* **Given exercise**
Transcribe the records that follow in their entirety, omitting any pictures.

--- START ---

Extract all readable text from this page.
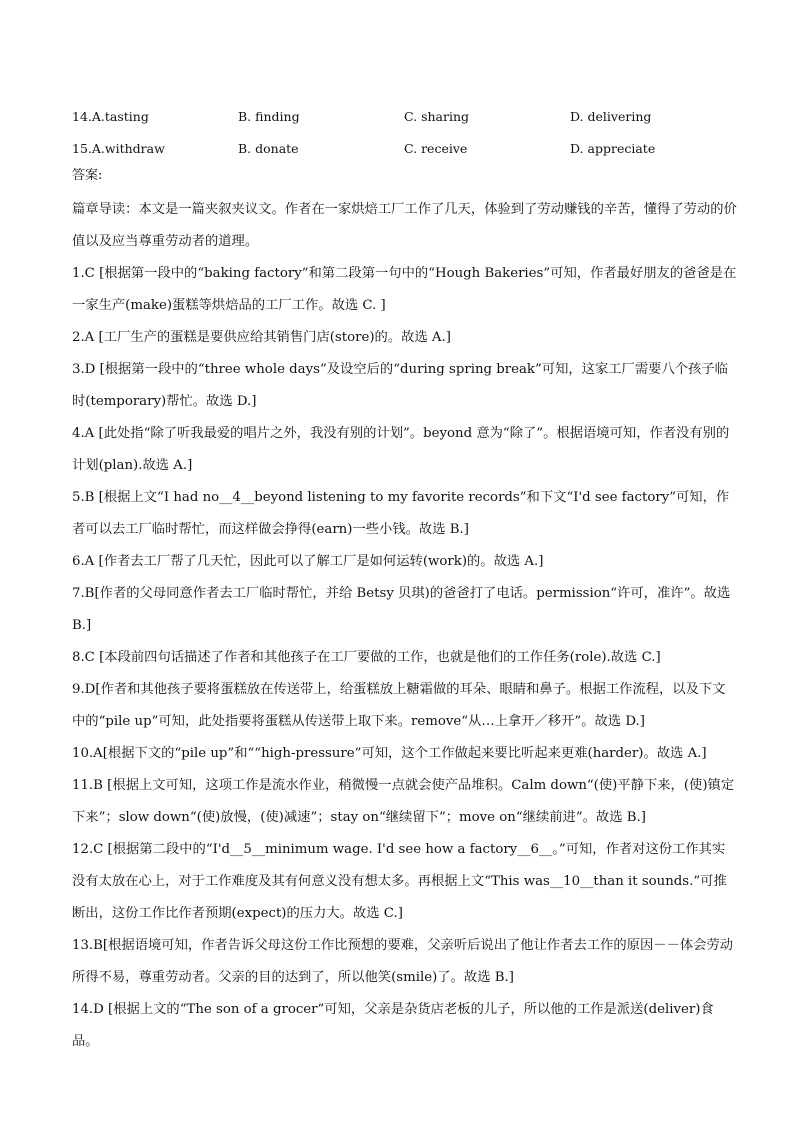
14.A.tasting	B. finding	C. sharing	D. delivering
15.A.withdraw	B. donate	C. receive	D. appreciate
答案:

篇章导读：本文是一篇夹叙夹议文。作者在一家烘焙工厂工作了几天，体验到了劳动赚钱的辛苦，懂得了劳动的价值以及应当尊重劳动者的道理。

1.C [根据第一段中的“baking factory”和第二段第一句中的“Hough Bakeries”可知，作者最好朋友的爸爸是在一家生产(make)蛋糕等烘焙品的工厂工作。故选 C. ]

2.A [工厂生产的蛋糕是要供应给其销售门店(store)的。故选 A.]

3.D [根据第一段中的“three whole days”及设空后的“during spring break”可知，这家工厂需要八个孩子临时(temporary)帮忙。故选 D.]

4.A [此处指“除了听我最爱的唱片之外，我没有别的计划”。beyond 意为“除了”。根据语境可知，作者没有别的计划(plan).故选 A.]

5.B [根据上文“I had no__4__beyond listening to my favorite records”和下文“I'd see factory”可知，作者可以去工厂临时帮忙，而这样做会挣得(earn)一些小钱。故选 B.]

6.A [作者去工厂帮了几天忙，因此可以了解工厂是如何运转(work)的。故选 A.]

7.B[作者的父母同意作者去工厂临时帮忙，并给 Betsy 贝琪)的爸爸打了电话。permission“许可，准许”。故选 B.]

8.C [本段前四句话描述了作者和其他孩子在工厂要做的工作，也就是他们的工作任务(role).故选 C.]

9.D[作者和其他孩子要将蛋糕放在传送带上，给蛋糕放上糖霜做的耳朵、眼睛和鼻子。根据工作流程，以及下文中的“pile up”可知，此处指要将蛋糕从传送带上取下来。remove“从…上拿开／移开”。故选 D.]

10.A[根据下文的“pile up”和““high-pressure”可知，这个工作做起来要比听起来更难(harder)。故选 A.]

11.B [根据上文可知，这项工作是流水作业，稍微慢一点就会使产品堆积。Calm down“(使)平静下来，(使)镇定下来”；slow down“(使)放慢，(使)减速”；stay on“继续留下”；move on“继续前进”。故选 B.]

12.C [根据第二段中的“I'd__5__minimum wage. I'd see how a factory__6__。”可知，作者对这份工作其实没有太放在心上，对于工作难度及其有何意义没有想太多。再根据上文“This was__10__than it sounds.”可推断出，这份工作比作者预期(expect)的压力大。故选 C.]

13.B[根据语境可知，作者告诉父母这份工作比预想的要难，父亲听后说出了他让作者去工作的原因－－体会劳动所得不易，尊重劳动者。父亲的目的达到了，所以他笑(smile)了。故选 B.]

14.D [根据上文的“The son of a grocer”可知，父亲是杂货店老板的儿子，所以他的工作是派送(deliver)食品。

--- END ---

* **Exercise response**
Extract all readable text from this page.
14.A.tasting	B. finding	C. sharing	D. delivering
15.A.withdraw	B. donate	C. receive	D. appreciate
答案:

篇章导读：本文是一篇夹叙夹议文。作者在一家烘焙工厂工作了几天，体验到了劳动赚钱的辛苦，懂得了劳动的价值以及应当尊重劳动者的道理。

1.C [根据第一段中的“baking factory”和第二段第一句中的“Hough Bakeries”可知，作者最好朋友的爸爸是在一家生产(make)蛋糕等烘焙品的工厂工作。故选 C. ]

2.A [工厂生产的蛋糕是要供应给其销售门店(store)的。故选 A.]

3.D [根据第一段中的“three whole days”及设空后的“during spring break”可知，这家工厂需要八个孩子临时(temporary)帮忙。故选 D.]

4.A [此处指“除了听我最爱的唱片之外，我没有别的计划”。beyond 意为“除了”。根据语境可知，作者没有别的计划(plan).故选 A.]

5.B [根据上文“I had no__4__beyond listening to my favorite records”和下文“I'd see factory”可知，作者可以去工厂临时帮忙，而这样做会挣得(earn)一些小钱。故选 B.]

6.A [作者去工厂帮了几天忙，因此可以了解工厂是如何运转(work)的。故选 A.]

7.B[作者的父母同意作者去工厂临时帮忙，并给 Betsy 贝琪)的爸爸打了电话。permission“许可，准许”。故选 B.]

8.C [本段前四句话描述了作者和其他孩子在工厂要做的工作，也就是他们的工作任务(role).故选 C.]

9.D[作者和其他孩子要将蛋糕放在传送带上，给蛋糕放上糖霜做的耳朵、眼睛和鼻子。根据工作流程，以及下文中的“pile up”可知，此处指要将蛋糕从传送带上取下来。remove“从…上拿开／移开”。故选 D.]

10.A[根据下文的“pile up”和““high-pressure”可知，这个工作做起来要比听起来更难(harder)。故选 A.]

11.B [根据上文可知，这项工作是流水作业，稍微慢一点就会使产品堆积。Calm down“(使)平静下来，(使)镇定下来”；slow down“(使)放慢，(使)减速”；stay on“继续留下”；move on“继续前进”。故选 B.]

12.C [根据第二段中的“I'd__5__minimum wage. I'd see how a factory__6__。”可知，作者对这份工作其实没有太放在心上，对于工作难度及其有何意义没有想太多。再根据上文“This was__10__than it sounds.”可推断出，这份工作比作者预期(expect)的压力大。故选 C.]

13.B[根据语境可知，作者告诉父母这份工作比预想的要难，父亲听后说出了他让作者去工作的原因－－体会劳动所得不易，尊重劳动者。父亲的目的达到了，所以他笑(smile)了。故选 B.]

14.D [根据上文的“The son of a grocer”可知，父亲是杂货店老板的儿子，所以他的工作是派送(deliver)食品。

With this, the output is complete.